Work instructions:
Copy out each line featuring the string "frac" from the entries beneath.

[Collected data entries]
━━━

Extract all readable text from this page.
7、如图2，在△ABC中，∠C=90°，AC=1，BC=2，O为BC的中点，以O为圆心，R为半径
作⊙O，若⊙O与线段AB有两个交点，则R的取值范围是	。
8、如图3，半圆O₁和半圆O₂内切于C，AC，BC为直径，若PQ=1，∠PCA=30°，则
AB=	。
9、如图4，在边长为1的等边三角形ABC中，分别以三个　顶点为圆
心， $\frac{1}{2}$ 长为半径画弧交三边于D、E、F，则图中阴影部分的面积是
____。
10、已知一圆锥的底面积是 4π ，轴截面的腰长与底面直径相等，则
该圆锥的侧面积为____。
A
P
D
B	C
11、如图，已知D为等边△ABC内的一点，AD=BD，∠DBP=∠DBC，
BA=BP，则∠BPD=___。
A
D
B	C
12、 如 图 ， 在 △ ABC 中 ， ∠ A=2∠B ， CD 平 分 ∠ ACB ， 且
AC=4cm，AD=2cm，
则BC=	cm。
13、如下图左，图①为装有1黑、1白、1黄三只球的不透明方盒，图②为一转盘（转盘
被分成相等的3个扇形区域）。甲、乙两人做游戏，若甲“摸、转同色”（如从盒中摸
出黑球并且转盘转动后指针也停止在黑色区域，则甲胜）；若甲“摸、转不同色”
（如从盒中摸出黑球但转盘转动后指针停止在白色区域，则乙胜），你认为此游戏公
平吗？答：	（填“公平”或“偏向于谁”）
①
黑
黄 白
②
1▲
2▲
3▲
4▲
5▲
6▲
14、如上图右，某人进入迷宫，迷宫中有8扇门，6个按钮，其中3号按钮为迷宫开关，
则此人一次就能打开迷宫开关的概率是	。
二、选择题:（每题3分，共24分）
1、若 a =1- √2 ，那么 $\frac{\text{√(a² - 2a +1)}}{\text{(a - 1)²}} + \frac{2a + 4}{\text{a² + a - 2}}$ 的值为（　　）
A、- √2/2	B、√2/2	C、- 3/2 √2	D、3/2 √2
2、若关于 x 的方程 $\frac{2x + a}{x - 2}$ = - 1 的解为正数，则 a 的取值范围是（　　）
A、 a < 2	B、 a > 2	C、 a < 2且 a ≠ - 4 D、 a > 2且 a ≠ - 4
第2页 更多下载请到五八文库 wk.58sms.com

━━━

Answer to this task:
心， $\frac{1}{2}$ 长为半径画弧交三边于D、E、F，则图中阴影部分的面积是
1、若 a =1- √2 ，那么 $\frac{\text{√(a² - 2a +1)}}{\text{(a - 1)²}} + \frac{2a + 4}{\text{a² + a - 2}}$ 的值为（　　）
2、若关于 x 的方程 $\frac{2x + a}{x - 2}$ = - 1 的解为正数，则 a 的取值范围是（　　）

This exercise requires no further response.